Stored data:
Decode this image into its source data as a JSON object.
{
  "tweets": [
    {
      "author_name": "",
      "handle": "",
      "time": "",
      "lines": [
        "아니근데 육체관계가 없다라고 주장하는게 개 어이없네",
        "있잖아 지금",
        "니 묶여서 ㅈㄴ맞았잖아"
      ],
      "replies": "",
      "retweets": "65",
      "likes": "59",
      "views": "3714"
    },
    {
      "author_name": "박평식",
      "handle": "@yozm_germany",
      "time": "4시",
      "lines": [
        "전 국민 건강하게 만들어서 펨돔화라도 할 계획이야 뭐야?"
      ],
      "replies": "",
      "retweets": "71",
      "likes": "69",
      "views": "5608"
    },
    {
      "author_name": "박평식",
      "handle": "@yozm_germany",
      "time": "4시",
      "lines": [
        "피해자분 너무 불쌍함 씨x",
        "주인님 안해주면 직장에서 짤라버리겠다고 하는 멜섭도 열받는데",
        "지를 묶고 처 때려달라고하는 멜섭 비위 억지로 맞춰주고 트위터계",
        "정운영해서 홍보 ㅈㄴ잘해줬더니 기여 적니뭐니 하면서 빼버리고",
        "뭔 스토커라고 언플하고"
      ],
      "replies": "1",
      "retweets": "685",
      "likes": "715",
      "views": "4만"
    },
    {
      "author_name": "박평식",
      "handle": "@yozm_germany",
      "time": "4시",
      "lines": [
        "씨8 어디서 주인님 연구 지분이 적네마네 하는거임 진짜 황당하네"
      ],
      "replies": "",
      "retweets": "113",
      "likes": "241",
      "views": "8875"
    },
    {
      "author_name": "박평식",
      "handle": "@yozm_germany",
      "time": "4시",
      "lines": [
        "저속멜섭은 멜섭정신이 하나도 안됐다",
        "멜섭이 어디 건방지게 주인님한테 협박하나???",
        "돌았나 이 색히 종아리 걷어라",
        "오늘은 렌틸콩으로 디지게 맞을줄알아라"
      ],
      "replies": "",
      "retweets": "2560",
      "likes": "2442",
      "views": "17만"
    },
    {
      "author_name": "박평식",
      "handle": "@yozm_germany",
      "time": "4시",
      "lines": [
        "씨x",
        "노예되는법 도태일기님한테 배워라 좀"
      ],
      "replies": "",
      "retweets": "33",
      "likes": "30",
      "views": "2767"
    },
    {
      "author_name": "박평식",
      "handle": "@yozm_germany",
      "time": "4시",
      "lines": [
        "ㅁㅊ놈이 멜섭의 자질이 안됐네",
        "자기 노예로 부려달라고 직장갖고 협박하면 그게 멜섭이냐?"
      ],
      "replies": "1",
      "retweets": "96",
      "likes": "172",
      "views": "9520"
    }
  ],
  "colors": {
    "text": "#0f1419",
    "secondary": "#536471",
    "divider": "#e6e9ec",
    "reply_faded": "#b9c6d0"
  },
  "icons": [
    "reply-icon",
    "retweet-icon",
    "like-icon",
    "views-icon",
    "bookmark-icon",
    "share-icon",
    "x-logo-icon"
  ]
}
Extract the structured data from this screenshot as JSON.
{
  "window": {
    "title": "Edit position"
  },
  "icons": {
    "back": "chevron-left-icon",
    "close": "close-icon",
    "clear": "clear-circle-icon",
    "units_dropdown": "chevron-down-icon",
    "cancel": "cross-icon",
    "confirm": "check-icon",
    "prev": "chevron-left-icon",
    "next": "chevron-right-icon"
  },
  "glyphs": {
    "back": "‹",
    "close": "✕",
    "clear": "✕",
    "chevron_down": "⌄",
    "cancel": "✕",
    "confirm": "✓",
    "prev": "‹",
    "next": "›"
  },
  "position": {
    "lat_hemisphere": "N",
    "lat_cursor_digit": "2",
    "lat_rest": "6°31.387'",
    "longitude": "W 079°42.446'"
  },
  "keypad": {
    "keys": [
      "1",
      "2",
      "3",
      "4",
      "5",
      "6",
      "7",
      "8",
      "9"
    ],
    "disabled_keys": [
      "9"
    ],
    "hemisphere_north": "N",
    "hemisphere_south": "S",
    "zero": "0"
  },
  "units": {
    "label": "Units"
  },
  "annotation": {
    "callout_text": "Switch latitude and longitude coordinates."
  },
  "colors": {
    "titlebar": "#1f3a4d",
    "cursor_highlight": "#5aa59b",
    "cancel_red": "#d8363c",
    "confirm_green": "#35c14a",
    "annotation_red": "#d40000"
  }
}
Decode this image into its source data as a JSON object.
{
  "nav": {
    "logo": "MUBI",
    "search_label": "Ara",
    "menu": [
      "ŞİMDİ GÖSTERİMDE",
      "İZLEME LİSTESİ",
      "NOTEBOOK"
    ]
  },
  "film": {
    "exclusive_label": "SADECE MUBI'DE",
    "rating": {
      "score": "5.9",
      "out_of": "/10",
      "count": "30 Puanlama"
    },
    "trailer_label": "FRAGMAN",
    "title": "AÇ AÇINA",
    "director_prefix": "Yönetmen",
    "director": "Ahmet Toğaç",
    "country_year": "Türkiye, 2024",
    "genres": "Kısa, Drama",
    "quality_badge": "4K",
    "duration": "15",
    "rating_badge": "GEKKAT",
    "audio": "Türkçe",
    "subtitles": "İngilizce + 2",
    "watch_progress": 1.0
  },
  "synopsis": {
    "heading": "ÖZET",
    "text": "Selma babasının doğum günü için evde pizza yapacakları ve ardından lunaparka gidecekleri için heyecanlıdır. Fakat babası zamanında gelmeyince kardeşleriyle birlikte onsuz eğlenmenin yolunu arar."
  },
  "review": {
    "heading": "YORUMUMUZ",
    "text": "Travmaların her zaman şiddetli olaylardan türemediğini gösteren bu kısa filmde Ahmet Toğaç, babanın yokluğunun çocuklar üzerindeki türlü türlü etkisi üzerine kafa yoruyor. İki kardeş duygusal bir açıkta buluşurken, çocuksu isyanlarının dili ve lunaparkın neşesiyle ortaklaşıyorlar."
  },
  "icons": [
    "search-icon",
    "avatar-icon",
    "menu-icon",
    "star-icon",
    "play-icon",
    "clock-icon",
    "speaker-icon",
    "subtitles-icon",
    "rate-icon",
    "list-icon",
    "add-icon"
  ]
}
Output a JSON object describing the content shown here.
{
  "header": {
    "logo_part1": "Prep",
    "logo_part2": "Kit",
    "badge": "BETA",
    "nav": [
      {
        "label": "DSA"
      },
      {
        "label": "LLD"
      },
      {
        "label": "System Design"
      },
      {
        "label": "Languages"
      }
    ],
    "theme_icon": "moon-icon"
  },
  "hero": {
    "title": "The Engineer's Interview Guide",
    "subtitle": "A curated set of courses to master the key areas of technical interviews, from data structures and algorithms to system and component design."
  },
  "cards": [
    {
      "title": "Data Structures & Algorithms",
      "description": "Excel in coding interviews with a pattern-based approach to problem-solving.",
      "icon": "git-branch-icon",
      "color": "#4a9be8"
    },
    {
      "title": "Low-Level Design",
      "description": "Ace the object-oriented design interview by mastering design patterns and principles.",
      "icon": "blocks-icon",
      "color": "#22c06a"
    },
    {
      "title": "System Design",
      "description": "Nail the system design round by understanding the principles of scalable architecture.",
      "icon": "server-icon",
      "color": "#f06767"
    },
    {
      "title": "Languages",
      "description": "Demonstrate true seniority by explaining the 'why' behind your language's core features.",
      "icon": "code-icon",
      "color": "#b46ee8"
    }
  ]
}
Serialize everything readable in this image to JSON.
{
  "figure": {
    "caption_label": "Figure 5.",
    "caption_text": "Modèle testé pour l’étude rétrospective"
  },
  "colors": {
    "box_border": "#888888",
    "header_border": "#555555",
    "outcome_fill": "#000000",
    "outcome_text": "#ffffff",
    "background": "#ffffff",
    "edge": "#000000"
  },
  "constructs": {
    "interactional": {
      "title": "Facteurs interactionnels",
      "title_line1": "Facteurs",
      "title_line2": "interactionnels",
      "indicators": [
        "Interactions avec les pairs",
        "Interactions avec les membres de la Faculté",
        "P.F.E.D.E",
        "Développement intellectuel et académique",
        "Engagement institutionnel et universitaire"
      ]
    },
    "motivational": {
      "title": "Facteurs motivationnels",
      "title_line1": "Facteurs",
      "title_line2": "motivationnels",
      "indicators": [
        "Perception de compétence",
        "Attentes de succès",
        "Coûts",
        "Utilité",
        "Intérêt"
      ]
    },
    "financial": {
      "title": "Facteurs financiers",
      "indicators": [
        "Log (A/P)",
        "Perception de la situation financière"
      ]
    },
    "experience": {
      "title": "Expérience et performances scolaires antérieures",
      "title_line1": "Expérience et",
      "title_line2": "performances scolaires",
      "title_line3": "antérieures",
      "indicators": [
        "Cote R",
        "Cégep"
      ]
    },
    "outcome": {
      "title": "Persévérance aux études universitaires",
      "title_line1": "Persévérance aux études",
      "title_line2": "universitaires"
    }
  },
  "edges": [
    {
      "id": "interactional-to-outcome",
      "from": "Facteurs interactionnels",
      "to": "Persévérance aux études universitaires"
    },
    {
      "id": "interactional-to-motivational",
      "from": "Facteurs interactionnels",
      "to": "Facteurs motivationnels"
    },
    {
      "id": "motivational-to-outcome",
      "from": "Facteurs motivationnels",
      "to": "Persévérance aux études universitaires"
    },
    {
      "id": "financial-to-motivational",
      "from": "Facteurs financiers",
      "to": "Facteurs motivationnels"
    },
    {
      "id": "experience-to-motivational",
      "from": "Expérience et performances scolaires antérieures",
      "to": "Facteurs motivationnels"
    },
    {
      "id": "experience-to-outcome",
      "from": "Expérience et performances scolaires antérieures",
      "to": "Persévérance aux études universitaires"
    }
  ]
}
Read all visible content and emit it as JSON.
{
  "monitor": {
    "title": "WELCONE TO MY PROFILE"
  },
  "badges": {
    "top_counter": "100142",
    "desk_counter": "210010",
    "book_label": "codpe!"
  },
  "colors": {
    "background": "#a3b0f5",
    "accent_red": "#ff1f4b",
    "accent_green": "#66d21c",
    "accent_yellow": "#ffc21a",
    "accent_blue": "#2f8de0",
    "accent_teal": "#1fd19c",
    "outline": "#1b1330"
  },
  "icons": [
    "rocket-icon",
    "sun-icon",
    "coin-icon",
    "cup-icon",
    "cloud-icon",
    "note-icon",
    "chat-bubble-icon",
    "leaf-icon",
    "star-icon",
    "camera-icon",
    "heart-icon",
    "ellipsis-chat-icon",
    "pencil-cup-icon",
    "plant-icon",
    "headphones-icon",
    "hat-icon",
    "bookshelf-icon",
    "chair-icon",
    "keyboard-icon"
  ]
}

_Short task_
From the data above, copy each line that holds "Ahmet".

_Written answer_
    "director": "Ahmet Toğaç",
    "text": "Travmaların her zaman şiddetli olaylardan türemediğini gösteren bu kısa filmde Ahmet Toğaç, babanın yokluğunun çocuklar üzerindeki türlü türlü etkisi üzerine kafa yoruyor. İki kardeş duygusal bir açıkta buluşurken, çocuksu isyanlarının dili ve lunaparkın neşesiyle ortaklaşıyorlar."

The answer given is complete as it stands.